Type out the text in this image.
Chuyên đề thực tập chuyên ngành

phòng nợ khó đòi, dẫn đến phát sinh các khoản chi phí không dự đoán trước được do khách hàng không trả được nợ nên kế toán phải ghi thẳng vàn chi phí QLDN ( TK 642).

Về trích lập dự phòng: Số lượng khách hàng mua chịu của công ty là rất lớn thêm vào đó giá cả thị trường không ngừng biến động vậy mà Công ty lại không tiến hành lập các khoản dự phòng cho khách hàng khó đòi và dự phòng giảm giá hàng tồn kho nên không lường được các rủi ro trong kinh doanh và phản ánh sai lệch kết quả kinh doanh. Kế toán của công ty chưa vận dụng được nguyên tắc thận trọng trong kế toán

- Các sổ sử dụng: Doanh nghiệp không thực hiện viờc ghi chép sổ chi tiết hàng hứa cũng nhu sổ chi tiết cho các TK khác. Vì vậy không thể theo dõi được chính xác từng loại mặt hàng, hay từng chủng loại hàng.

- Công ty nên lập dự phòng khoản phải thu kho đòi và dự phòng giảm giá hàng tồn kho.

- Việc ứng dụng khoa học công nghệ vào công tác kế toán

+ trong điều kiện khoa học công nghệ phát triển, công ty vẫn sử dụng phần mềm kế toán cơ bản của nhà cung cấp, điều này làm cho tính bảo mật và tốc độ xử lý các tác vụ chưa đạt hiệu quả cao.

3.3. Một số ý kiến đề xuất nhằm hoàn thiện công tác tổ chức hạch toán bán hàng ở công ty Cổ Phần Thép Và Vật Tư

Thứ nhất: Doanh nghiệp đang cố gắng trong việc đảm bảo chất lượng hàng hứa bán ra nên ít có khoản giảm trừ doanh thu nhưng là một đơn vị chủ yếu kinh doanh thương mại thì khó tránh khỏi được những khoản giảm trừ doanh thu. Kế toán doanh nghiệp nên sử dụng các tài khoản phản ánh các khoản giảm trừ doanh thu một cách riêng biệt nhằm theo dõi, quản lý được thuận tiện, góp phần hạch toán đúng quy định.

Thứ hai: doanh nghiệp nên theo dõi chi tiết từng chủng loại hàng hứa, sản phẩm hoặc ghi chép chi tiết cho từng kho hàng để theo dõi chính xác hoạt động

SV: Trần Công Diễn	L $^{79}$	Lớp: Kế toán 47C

○ ○ ○ ○

Requirement ->
Word for word, restate all of the data shown above.

Result ->
Type out the text in this image.
Chuyên đề thực tập chuyên ngành

phòng nợ khó đòi, dẫn đến phát sinh các khoản chi phí không dự đoán trước được do khách hàng không trả được nợ nên kế toán phải ghi thẳng vàn chi phí QLDN ( TK 642).

Về trích lập dự phòng: Số lượng khách hàng mua chịu của công ty là rất lớn thêm vào đó giá cả thị trường không ngừng biến động vậy mà Công ty lại không tiến hành lập các khoản dự phòng cho khách hàng khó đòi và dự phòng giảm giá hàng tồn kho nên không lường được các rủi ro trong kinh doanh và phản ánh sai lệch kết quả kinh doanh. Kế toán của công ty chưa vận dụng được nguyên tắc thận trọng trong kế toán

- Các sổ sử dụng: Doanh nghiệp không thực hiện viờc ghi chép sổ chi tiết hàng hứa cũng nhu sổ chi tiết cho các TK khác. Vì vậy không thể theo dõi được chính xác từng loại mặt hàng, hay từng chủng loại hàng.

- Công ty nên lập dự phòng khoản phải thu kho đòi và dự phòng giảm giá hàng tồn kho.

- Việc ứng dụng khoa học công nghệ vào công tác kế toán

+ trong điều kiện khoa học công nghệ phát triển, công ty vẫn sử dụng phần mềm kế toán cơ bản của nhà cung cấp, điều này làm cho tính bảo mật và tốc độ xử lý các tác vụ chưa đạt hiệu quả cao.

3.3. Một số ý kiến đề xuất nhằm hoàn thiện công tác tổ chức hạch toán bán hàng ở công ty Cổ Phần Thép Và Vật Tư

Thứ nhất: Doanh nghiệp đang cố gắng trong việc đảm bảo chất lượng hàng hứa bán ra nên ít có khoản giảm trừ doanh thu nhưng là một đơn vị chủ yếu kinh doanh thương mại thì khó tránh khỏi được những khoản giảm trừ doanh thu. Kế toán doanh nghiệp nên sử dụng các tài khoản phản ánh các khoản giảm trừ doanh thu một cách riêng biệt nhằm theo dõi, quản lý được thuận tiện, góp phần hạch toán đúng quy định.

Thứ hai: doanh nghiệp nên theo dõi chi tiết từng chủng loại hàng hứa, sản phẩm hoặc ghi chép chi tiết cho từng kho hàng để theo dõi chính xác hoạt động

SV: Trần Công Diễn	L $^{79}$	Lớp: Kế toán 47C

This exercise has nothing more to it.